Un atlas partagé pour dénoncer la disparition des terres agricoles dans les Bouches-du-Rhône
Protéger les terres agricoles est un objectif partagé par les associations, les services de l’État et les collectivités. La réalité des politiques publiques est plus gourmande en sols agraires. C'est ce qu'entendent prouver une vingtaine d'associations en publiant un "répertoire des terres agricoles en danger".
Photo : Clémentine Vaysse.
“Métropole des villes, métropole des champs”, ainsi aime se présenter Aix Marseille Métropole, pour exposer ses actions en faveur de l’agriculture. Mais au rythme où ils disparaissent, les champs pourraient vite devenir de l’histoire ancienne. Ambitieuse sur le papier, la collectivité prépare, conjointement avec le pays d’Arles, un projet alimentaire territorial (PAT) dont le cœur est la “sanctuarisation des terres agricoles”. Cet objectif répond à un constat très préoccupant.

Lignes

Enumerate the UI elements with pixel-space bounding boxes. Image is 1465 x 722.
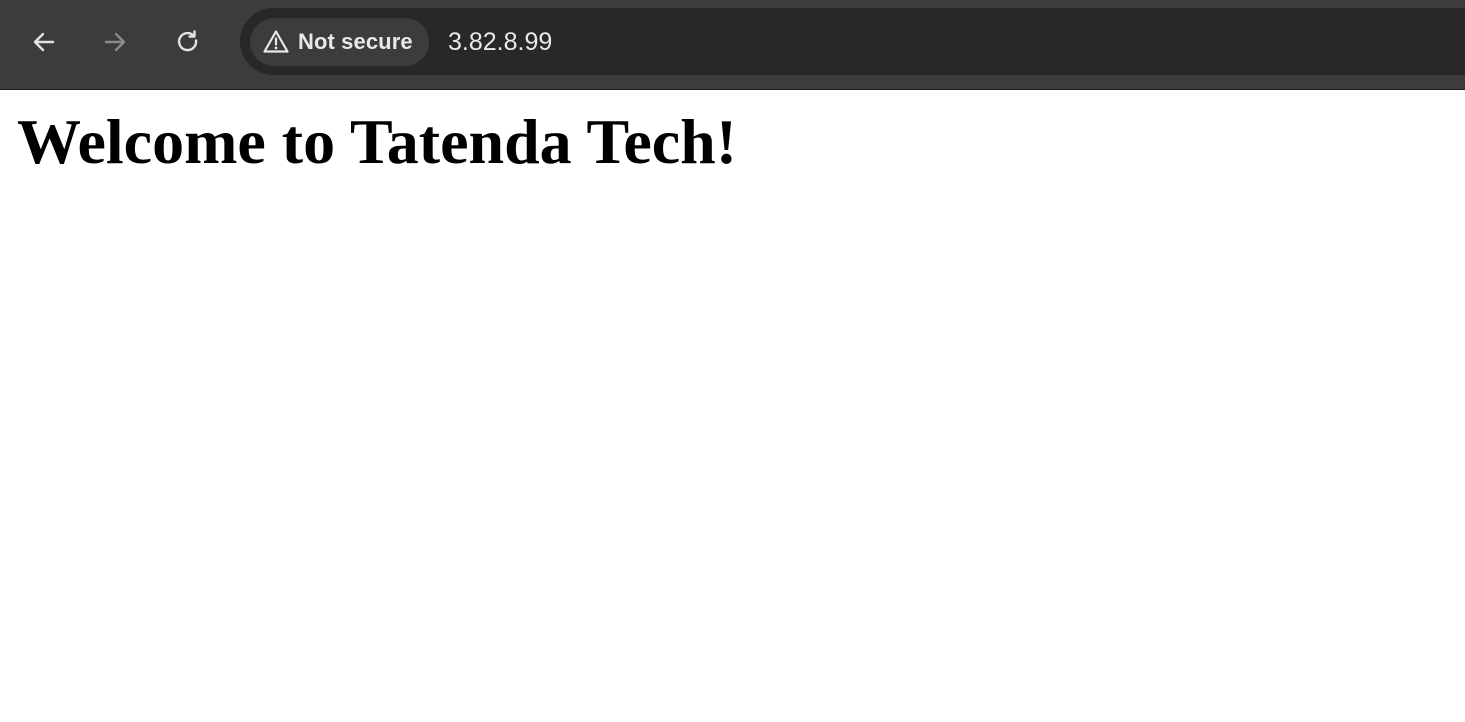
reload-button[interactable] bbox=[170, 24, 206, 60]
warning-triangle-icon bbox=[262, 28, 290, 56]
security-chip[interactable]: Not secure bbox=[250, 18, 429, 66]
address-bar[interactable]: Not secure 3.82.8.99 bbox=[240, 8, 1465, 75]
address-text[interactable]: 3.82.8.99 bbox=[448, 27, 552, 57]
page-heading: Welcome to Tatenda Tech! bbox=[17, 106, 738, 177]
arrow-left-icon bbox=[30, 28, 58, 56]
arrow-right-icon bbox=[101, 28, 129, 56]
browser-toolbar: Not secure 3.82.8.99 bbox=[0, 0, 1465, 90]
security-chip-label: Not secure bbox=[298, 29, 413, 54]
back-button[interactable] bbox=[26, 24, 62, 60]
reload-icon bbox=[174, 28, 202, 56]
forward-button[interactable] bbox=[97, 24, 133, 60]
page-content: Welcome to Tatenda Tech! bbox=[0, 90, 1465, 722]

Tâches à réaliser
**1)** D'après le texte sur les terres agricoles des Bouches-du-Rhône, avec qui Aix Marseille Métropole prépare-t-elle son projet alimentaire territorial ?
**2)** Prolongez le texte sur la disparition des terres agricoles dans les Bouches-du-Rhône à partir de sa dernière phrase.

Résultats par tâche
**1)** Avec le pays d'Arles.

**2)**
Les Bouches-du-Rhône sont le département de Provence Alpes Côtes d’Azur qui consomme le plus de terres agricoles, détournées pour d’autres usages. Selon l’observatoire régionale de la biodiversité, 18,7% des sols du département sont artificialisés, contre 8,8% pour la moyenne régionale.
Depuis 1988, le béton a figé 22 000 hectares, soit l’équivalent de la superficie de Marseille (relire notre enquête sur la disparition des terres arables). Des chiffres repris en préambule d’un “répertoire des terres agricoles en danger”, dont Marsactu a eu la primeur. Dans ce document rendu public ce mercredi 25 septembre, une vingtaine d’associations environnementales (France nature environnement 13, Les amis de la terre 13, agir pour la Crau…) et en faveur de l’agriculture paysanne (filière paysanne, terres fertiles, action terres citoyennes…), détaillent “1919 hectares menacés”.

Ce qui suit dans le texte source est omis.